→ **TASK TO CARRY OUT**:
Write out the data from the start through the line containing "List all visible", leaving out the pictures.

→ **RECORDS SHOWN**:

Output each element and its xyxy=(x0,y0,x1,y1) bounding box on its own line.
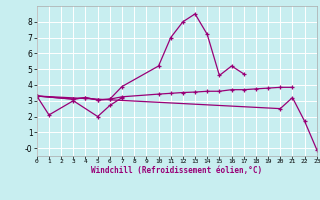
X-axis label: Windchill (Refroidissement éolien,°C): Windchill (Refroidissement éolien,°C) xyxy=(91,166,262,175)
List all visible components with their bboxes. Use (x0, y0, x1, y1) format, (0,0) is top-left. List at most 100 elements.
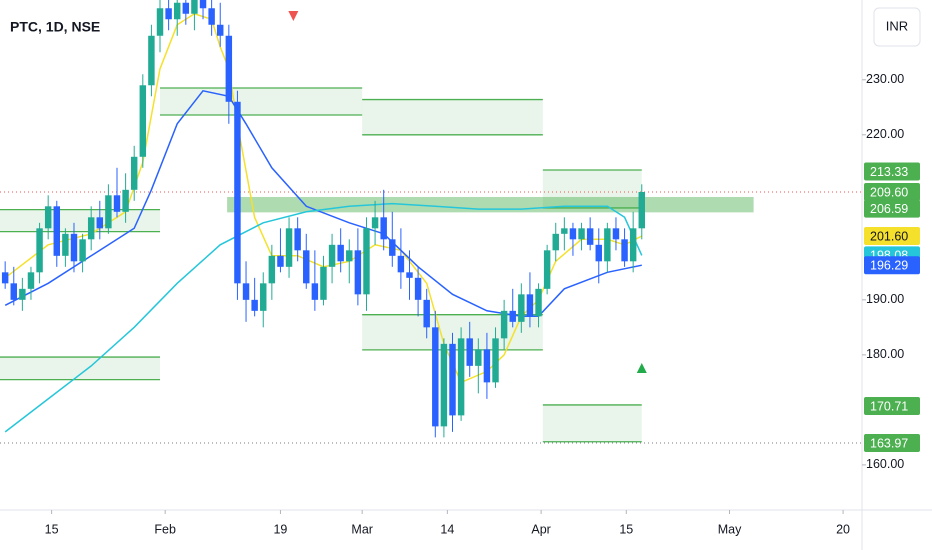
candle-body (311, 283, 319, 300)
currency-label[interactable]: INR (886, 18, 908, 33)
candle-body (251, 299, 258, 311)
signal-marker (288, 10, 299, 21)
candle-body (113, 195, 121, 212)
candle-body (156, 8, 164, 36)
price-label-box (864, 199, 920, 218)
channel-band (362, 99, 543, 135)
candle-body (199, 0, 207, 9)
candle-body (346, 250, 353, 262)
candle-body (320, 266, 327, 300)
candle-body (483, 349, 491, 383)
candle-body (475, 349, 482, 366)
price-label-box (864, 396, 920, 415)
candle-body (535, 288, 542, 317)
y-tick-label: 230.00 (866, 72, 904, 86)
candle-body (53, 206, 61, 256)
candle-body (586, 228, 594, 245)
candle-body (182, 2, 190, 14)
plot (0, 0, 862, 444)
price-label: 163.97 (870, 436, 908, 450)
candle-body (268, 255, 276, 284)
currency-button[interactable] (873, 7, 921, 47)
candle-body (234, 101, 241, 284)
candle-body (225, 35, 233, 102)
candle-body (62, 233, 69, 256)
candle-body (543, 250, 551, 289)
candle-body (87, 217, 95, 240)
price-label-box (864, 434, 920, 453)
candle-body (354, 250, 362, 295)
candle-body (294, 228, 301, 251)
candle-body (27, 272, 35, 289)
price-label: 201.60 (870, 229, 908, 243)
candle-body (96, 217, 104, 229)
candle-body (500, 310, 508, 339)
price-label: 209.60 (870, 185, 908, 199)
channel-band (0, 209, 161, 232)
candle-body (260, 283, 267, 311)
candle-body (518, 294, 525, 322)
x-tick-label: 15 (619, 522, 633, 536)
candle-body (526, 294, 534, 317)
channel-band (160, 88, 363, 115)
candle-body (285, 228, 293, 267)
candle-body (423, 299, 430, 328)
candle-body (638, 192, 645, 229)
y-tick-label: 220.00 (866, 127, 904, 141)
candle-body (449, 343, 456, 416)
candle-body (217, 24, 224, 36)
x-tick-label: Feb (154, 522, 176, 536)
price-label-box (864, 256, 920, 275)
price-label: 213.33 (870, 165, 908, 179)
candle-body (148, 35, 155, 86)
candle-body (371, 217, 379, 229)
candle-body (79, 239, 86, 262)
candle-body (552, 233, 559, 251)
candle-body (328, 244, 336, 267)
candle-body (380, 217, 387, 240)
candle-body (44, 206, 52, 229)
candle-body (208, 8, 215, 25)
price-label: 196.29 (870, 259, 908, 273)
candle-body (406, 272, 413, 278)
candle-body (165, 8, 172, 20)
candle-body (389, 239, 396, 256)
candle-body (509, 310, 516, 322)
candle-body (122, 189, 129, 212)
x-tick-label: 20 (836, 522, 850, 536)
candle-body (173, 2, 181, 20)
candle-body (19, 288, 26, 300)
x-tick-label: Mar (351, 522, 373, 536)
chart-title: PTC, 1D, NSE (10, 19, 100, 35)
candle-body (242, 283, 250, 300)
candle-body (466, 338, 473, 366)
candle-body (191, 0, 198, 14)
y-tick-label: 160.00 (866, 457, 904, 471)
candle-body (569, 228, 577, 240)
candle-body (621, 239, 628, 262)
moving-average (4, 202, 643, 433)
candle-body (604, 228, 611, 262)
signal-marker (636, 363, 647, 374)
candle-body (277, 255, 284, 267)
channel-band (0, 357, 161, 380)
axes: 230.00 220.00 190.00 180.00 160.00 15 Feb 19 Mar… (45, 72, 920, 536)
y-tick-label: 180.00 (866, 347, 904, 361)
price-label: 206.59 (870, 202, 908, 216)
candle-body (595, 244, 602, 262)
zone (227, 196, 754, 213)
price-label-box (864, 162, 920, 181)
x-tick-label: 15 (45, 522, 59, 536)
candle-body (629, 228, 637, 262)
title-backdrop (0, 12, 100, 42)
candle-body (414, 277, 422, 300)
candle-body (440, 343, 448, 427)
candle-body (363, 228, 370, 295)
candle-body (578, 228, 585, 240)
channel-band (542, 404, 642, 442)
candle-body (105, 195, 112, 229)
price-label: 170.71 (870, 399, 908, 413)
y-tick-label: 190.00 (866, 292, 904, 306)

→ **RESPONSE BELOW**:
Output each element and its xyxy=(x0,y0,x1,y1) bounding box on its own line.
X-axis label: Windchill (Refroidissement éolien,°C): Windchill (Refroidissement éolien,°C) xyxy=(91,166,262,175)
List all visible components with their bboxes. Use (x0, y0, x1, y1) format, (0,0) is top-left. List at most 100 elements.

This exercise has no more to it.